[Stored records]
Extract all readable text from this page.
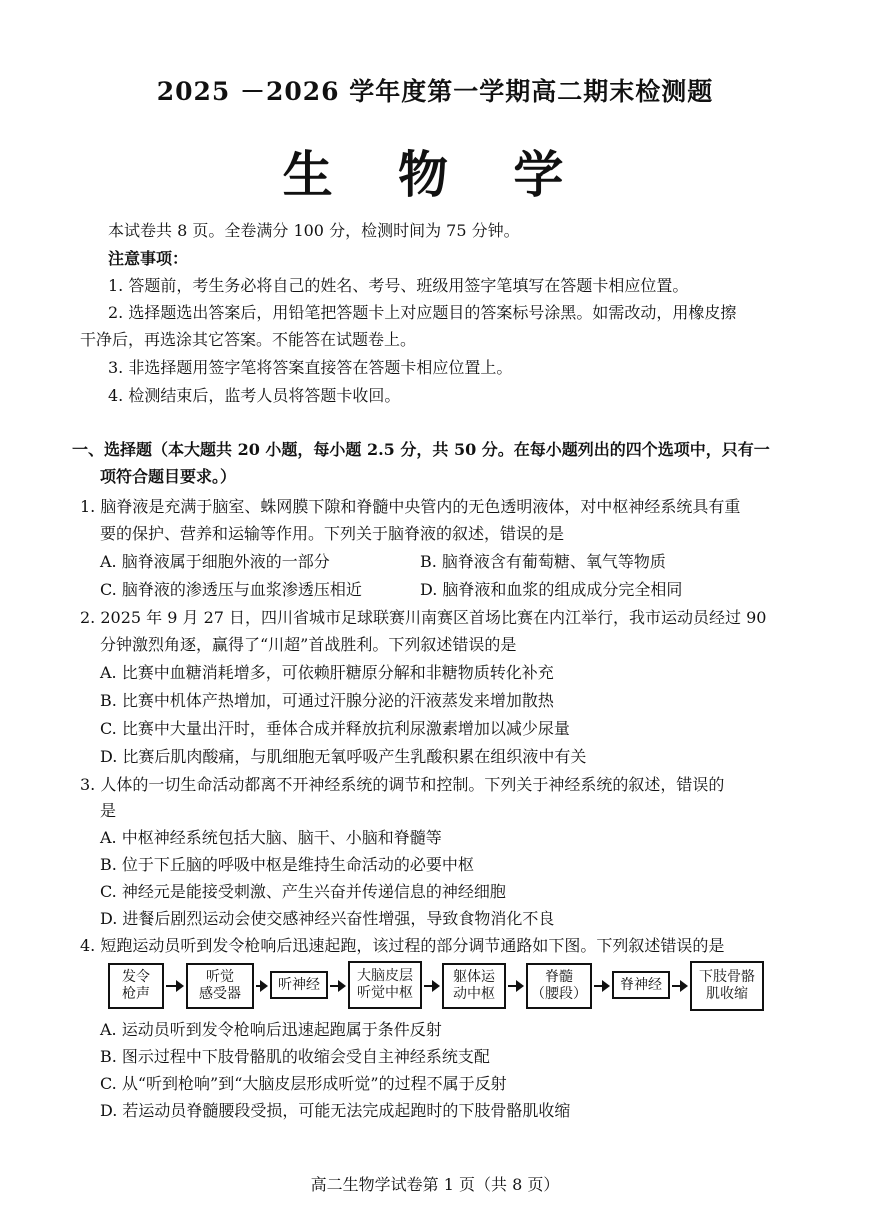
2025 －2026 学年度第一学期高二期末检测题
生 物 学
本试卷共 8 页。全卷满分 100 分，检测时间为 75 分钟。
注意事项：
1. 答题前，考生务必将自己的姓名、考号、班级用签字笔填写在答题卡相应位置。
2. 选择题选出答案后，用铅笔把答题卡上对应题目的答案标号涂黑。如需改动，用橡皮擦
干净后，再选涂其它答案。不能答在试题卷上。
3. 非选择题用签字笔将答案直接答在答题卡相应位置上。
4. 检测结束后，监考人员将答题卡收回。
一、选择题（本大题共 20 小题，每小题 2.5 分，共 50 分。在每小题列出的四个选项中，只有一
项符合题目要求。）
1. 脑脊液是充满于脑室、蛛网膜下隙和脊髓中央管内的无色透明液体，对中枢神经系统具有重
要的保护、营养和运输等作用。下列关于脑脊液的叙述，错误的是
A. 脑脊液属于细胞外液的一部分	B. 脑脊液含有葡萄糖、氧气等物质
C. 脑脊液的渗透压与血浆渗透压相近	D. 脑脊液和血浆的组成成分完全相同
2. 2025 年 9 月 27 日，四川省城市足球联赛川南赛区首场比赛在内江举行，我市运动员经过 90
分钟激烈角逐，赢得了“川超”首战胜利。下列叙述错误的是
A. 比赛中血糖消耗增多，可依赖肝糖原分解和非糖物质转化补充
B. 比赛中机体产热增加，可通过汗腺分泌的汗液蒸发来增加散热
C. 比赛中大量出汗时，垂体合成并释放抗利尿激素增加以减少尿量
D. 比赛后肌肉酸痛，与肌细胞无氧呼吸产生乳酸积累在组织液中有关
3. 人体的一切生命活动都离不开神经系统的调节和控制。下列关于神经系统的叙述，错误的
是
A. 中枢神经系统包括大脑、脑干、小脑和脊髓等
B. 位于下丘脑的呼吸中枢是维持生命活动的必要中枢
C. 神经元是能接受刺激、产生兴奋并传递信息的神经细胞
D. 进餐后剧烈运动会使交感神经兴奋性增强，导致食物消化不良
4. 短跑运动员听到发令枪响后迅速起跑，该过程的部分调节通路如下图。下列叙述错误的是
发令
枪声
听觉
感受器
听神经
大脑皮层
听觉中枢
躯体运
动中枢
脊髓
（腰段）
脊神经	下肢骨骼
肌收缩
A. 运动员听到发令枪响后迅速起跑属于条件反射
B. 图示过程中下肢骨骼肌的收缩会受自主神经系统支配
C. 从“听到枪响”到“大脑皮层形成听觉”的过程不属于反射
D. 若运动员脊髓腰段受损，可能无法完成起跑时的下肢骨骼肌收缩
高二生物学试卷第 1 页（共 8 页）
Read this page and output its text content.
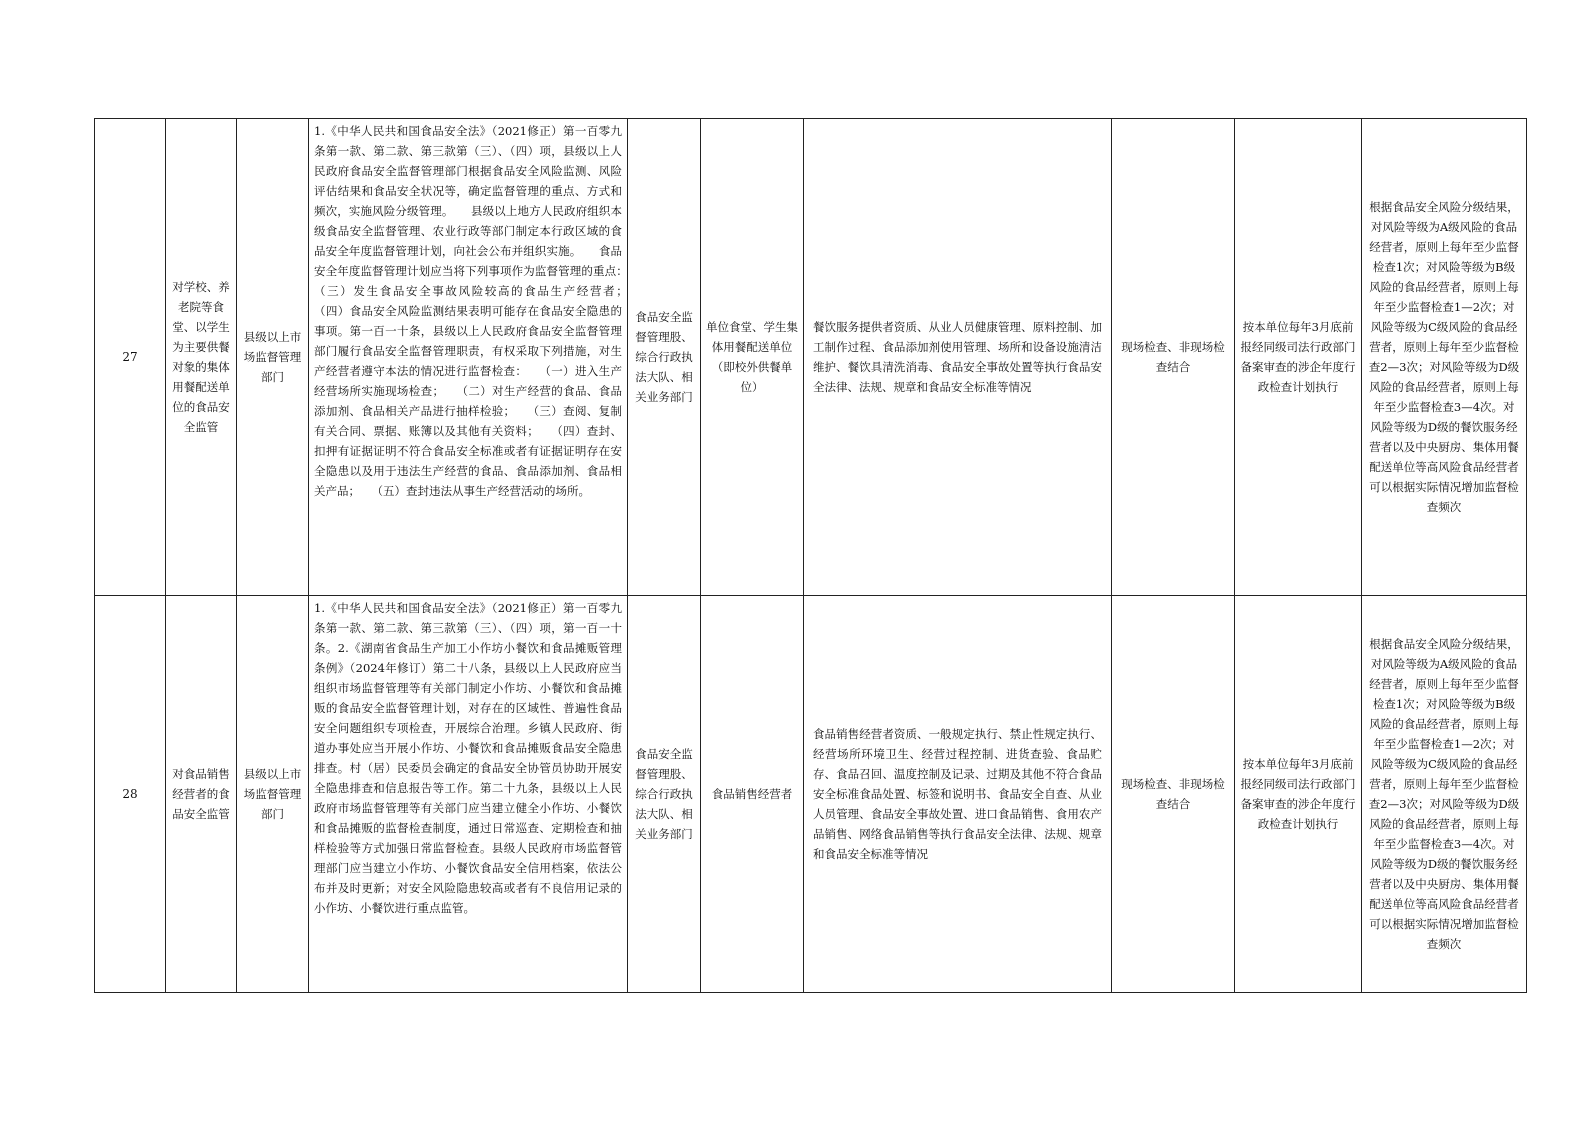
27	对学校、养老院等食堂、以学生为主要供餐对象的集体用餐配送单位的食品安全监管	县级以上市场监督管理部门	1.《中华人民共和国食品安全法》（2021修正）第一百零九条第一款、第二款、第三款第（三）、（四）项，县级以上人民政府食品安全监督管理部门根据食品安全风险监测、风险评估结果和食品安全状况等，确定监督管理的重点、方式和频次，实施风险分级管理。　　县级以上地方人民政府组织本级食品安全监督管理、农业行政等部门制定本行政区域的食品安全年度监督管理计划，向社会公布并组织实施。　　食品安全年度监督管理计划应当将下列事项作为监督管理的重点：　　（三）发生食品安全事故风险较高的食品生产经营者；　　（四）食品安全风险监测结果表明可能存在食品安全隐患的事项。第一百一十条，县级以上人民政府食品安全监督管理部门履行食品安全监督管理职责，有权采取下列措施，对生产经营者遵守本法的情况进行监督检查：　　（一）进入生产经营场所实施现场检查；　　（二）对生产经营的食品、食品添加剂、食品相关产品进行抽样检验；　　（三）查阅、复制有关合同、票据、账簿以及其他有关资料；　　（四）查封、扣押有证据证明不符合食品安全标准或者有证据证明存在安全隐患以及用于违法生产经营的食品、食品添加剂、食品相关产品；　　（五）查封违法从事生产经营活动的场所。	食品安全监督管理股、综合行政执法大队、相关业务部门	单位食堂、学生集体用餐配送单位（即校外供餐单位）	餐饮服务提供者资质、从业人员健康管理、原料控制、加工制作过程、食品添加剂使用管理、场所和设备设施清洁维护、餐饮具清洗消毒、食品安全事故处置等执行食品安全法律、法规、规章和食品安全标准等情况	现场检查、非现场检查结合	按本单位每年3月底前报经同级司法行政部门备案审查的涉企年度行政检查计划执行	根据食品安全风险分级结果，对风险等级为A级风险的食品经营者，原则上每年至少监督检查1次；对风险等级为B级风险的食品经营者，原则上每年至少监督检查1—2次；对风险等级为C级风险的食品经营者，原则上每年至少监督检查2—3次；对风险等级为D级风险的食品经营者，原则上每年至少监督检查3—4次。对风险等级为D级的餐饮服务经营者以及中央厨房、集体用餐配送单位等高风险食品经营者可以根据实际情况增加监督检查频次
28	对食品销售经营者的食品安全监管	县级以上市场监督管理部门	1.《中华人民共和国食品安全法》（2021修正）第一百零九条第一款、第二款、第三款第（三）、（四）项，第一百一十条。2.《湖南省食品生产加工小作坊小餐饮和食品摊贩管理条例》（2024年修订）第二十八条，县级以上人民政府应当组织市场监督管理等有关部门制定小作坊、小餐饮和食品摊贩的食品安全监督管理计划，对存在的区域性、普遍性食品安全问题组织专项检查，开展综合治理。乡镇人民政府、街道办事处应当开展小作坊、小餐饮和食品摊贩食品安全隐患排查。村（居）民委员会确定的食品安全协管员协助开展安全隐患排查和信息报告等工作。第二十九条，县级以上人民政府市场监督管理等有关部门应当建立健全小作坊、小餐饮和食品摊贩的监督检查制度，通过日常巡查、定期检查和抽样检验等方式加强日常监督检查。县级人民政府市场监督管理部门应当建立小作坊、小餐饮食品安全信用档案，依法公布并及时更新；对安全风险隐患较高或者有不良信用记录的小作坊、小餐饮进行重点监管。	食品安全监督管理股、综合行政执法大队、相关业务部门	食品销售经营者	食品销售经营者资质、一般规定执行、禁止性规定执行、经营场所环境卫生、经营过程控制、进货查验、食品贮存、食品召回、温度控制及记录、过期及其他不符合食品安全标准食品处置、标签和说明书、食品安全自查、从业人员管理、食品安全事故处置、进口食品销售、食用农产品销售、网络食品销售等执行食品安全法律、法规、规章和食品安全标准等情况	现场检查、非现场检查结合	按本单位每年3月底前报经同级司法行政部门备案审查的涉企年度行政检查计划执行	根据食品安全风险分级结果，对风险等级为A级风险的食品经营者，原则上每年至少监督检查1次；对风险等级为B级风险的食品经营者，原则上每年至少监督检查1—2次；对风险等级为C级风险的食品经营者，原则上每年至少监督检查2—3次；对风险等级为D级风险的食品经营者，原则上每年至少监督检查3—4次。对风险等级为D级的餐饮服务经营者以及中央厨房、集体用餐配送单位等高风险食品经营者可以根据实际情况增加监督检查频次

Instruction: Quote all of the entries word for word, omitting any pictures.

Reply:
Extract all readable text from this page.
2025 －2026 学年度第一学期高二期末检测题
生 物 学
本试卷共 8 页。全卷满分 100 分，检测时间为 75 分钟。
注意事项：
1. 答题前，考生务必将自己的姓名、考号、班级用签字笔填写在答题卡相应位置。
2. 选择题选出答案后，用铅笔把答题卡上对应题目的答案标号涂黑。如需改动，用橡皮擦
干净后，再选涂其它答案。不能答在试题卷上。
3. 非选择题用签字笔将答案直接答在答题卡相应位置上。
4. 检测结束后，监考人员将答题卡收回。
一、选择题（本大题共 20 小题，每小题 2.5 分，共 50 分。在每小题列出的四个选项中，只有一
项符合题目要求。）
1. 脑脊液是充满于脑室、蛛网膜下隙和脊髓中央管内的无色透明液体，对中枢神经系统具有重
要的保护、营养和运输等作用。下列关于脑脊液的叙述，错误的是
A. 脑脊液属于细胞外液的一部分	B. 脑脊液含有葡萄糖、氧气等物质
C. 脑脊液的渗透压与血浆渗透压相近	D. 脑脊液和血浆的组成成分完全相同
2. 2025 年 9 月 27 日，四川省城市足球联赛川南赛区首场比赛在内江举行，我市运动员经过 90
分钟激烈角逐，赢得了“川超”首战胜利。下列叙述错误的是
A. 比赛中血糖消耗增多，可依赖肝糖原分解和非糖物质转化补充
B. 比赛中机体产热增加，可通过汗腺分泌的汗液蒸发来增加散热
C. 比赛中大量出汗时，垂体合成并释放抗利尿激素增加以减少尿量
D. 比赛后肌肉酸痛，与肌细胞无氧呼吸产生乳酸积累在组织液中有关
3. 人体的一切生命活动都离不开神经系统的调节和控制。下列关于神经系统的叙述，错误的
是
A. 中枢神经系统包括大脑、脑干、小脑和脊髓等
B. 位于下丘脑的呼吸中枢是维持生命活动的必要中枢
C. 神经元是能接受刺激、产生兴奋并传递信息的神经细胞
D. 进餐后剧烈运动会使交感神经兴奋性增强，导致食物消化不良
4. 短跑运动员听到发令枪响后迅速起跑，该过程的部分调节通路如下图。下列叙述错误的是
发令
枪声
听觉
感受器
听神经
大脑皮层
听觉中枢
躯体运
动中枢
脊髓
（腰段）
脊神经	下肢骨骼
肌收缩
A. 运动员听到发令枪响后迅速起跑属于条件反射
B. 图示过程中下肢骨骼肌的收缩会受自主神经系统支配
C. 从“听到枪响”到“大脑皮层形成听觉”的过程不属于反射
D. 若运动员脊髓腰段受损，可能无法完成起跑时的下肢骨骼肌收缩
高二生物学试卷第 1 页（共 8 页）
Read this page and output its text content.
27	对学校、养老院等食堂、以学生为主要供餐对象的集体用餐配送单位的食品安全监管	县级以上市场监督管理部门	1.《中华人民共和国食品安全法》（2021修正）第一百零九条第一款、第二款、第三款第（三）、（四）项，县级以上人民政府食品安全监督管理部门根据食品安全风险监测、风险评估结果和食品安全状况等，确定监督管理的重点、方式和频次，实施风险分级管理。　　县级以上地方人民政府组织本级食品安全监督管理、农业行政等部门制定本行政区域的食品安全年度监督管理计划，向社会公布并组织实施。　　食品安全年度监督管理计划应当将下列事项作为监督管理的重点：　　（三）发生食品安全事故风险较高的食品生产经营者；　　（四）食品安全风险监测结果表明可能存在食品安全隐患的事项。第一百一十条，县级以上人民政府食品安全监督管理部门履行食品安全监督管理职责，有权采取下列措施，对生产经营者遵守本法的情况进行监督检查：　　（一）进入生产经营场所实施现场检查；　　（二）对生产经营的食品、食品添加剂、食品相关产品进行抽样检验；　　（三）查阅、复制有关合同、票据、账簿以及其他有关资料；　　（四）查封、扣押有证据证明不符合食品安全标准或者有证据证明存在安全隐患以及用于违法生产经营的食品、食品添加剂、食品相关产品；　　（五）查封违法从事生产经营活动的场所。	食品安全监督管理股、综合行政执法大队、相关业务部门	单位食堂、学生集体用餐配送单位（即校外供餐单位）	餐饮服务提供者资质、从业人员健康管理、原料控制、加工制作过程、食品添加剂使用管理、场所和设备设施清洁维护、餐饮具清洗消毒、食品安全事故处置等执行食品安全法律、法规、规章和食品安全标准等情况	现场检查、非现场检查结合	按本单位每年3月底前报经同级司法行政部门备案审查的涉企年度行政检查计划执行	根据食品安全风险分级结果，对风险等级为A级风险的食品经营者，原则上每年至少监督检查1次；对风险等级为B级风险的食品经营者，原则上每年至少监督检查1—2次；对风险等级为C级风险的食品经营者，原则上每年至少监督检查2—3次；对风险等级为D级风险的食品经营者，原则上每年至少监督检查3—4次。对风险等级为D级的餐饮服务经营者以及中央厨房、集体用餐配送单位等高风险食品经营者可以根据实际情况增加监督检查频次
28	对食品销售经营者的食品安全监管	县级以上市场监督管理部门	1.《中华人民共和国食品安全法》（2021修正）第一百零九条第一款、第二款、第三款第（三）、（四）项，第一百一十条。2.《湖南省食品生产加工小作坊小餐饮和食品摊贩管理条例》（2024年修订）第二十八条，县级以上人民政府应当组织市场监督管理等有关部门制定小作坊、小餐饮和食品摊贩的食品安全监督管理计划，对存在的区域性、普遍性食品安全问题组织专项检查，开展综合治理。乡镇人民政府、街道办事处应当开展小作坊、小餐饮和食品摊贩食品安全隐患排查。村（居）民委员会确定的食品安全协管员协助开展安全隐患排查和信息报告等工作。第二十九条，县级以上人民政府市场监督管理等有关部门应当建立健全小作坊、小餐饮和食品摊贩的监督检查制度，通过日常巡查、定期检查和抽样检验等方式加强日常监督检查。县级人民政府市场监督管理部门应当建立小作坊、小餐饮食品安全信用档案，依法公布并及时更新；对安全风险隐患较高或者有不良信用记录的小作坊、小餐饮进行重点监管。	食品安全监督管理股、综合行政执法大队、相关业务部门	食品销售经营者	食品销售经营者资质、一般规定执行、禁止性规定执行、经营场所环境卫生、经营过程控制、进货查验、食品贮存、食品召回、温度控制及记录、过期及其他不符合食品安全标准食品处置、标签和说明书、食品安全自查、从业人员管理、食品安全事故处置、进口食品销售、食用农产品销售、网络食品销售等执行食品安全法律、法规、规章和食品安全标准等情况	现场检查、非现场检查结合	按本单位每年3月底前报经同级司法行政部门备案审查的涉企年度行政检查计划执行	根据食品安全风险分级结果，对风险等级为A级风险的食品经营者，原则上每年至少监督检查1次；对风险等级为B级风险的食品经营者，原则上每年至少监督检查1—2次；对风险等级为C级风险的食品经营者，原则上每年至少监督检查2—3次；对风险等级为D级风险的食品经营者，原则上每年至少监督检查3—4次。对风险等级为D级的餐饮服务经营者以及中央厨房、集体用餐配送单位等高风险食品经营者可以根据实际情况增加监督检查频次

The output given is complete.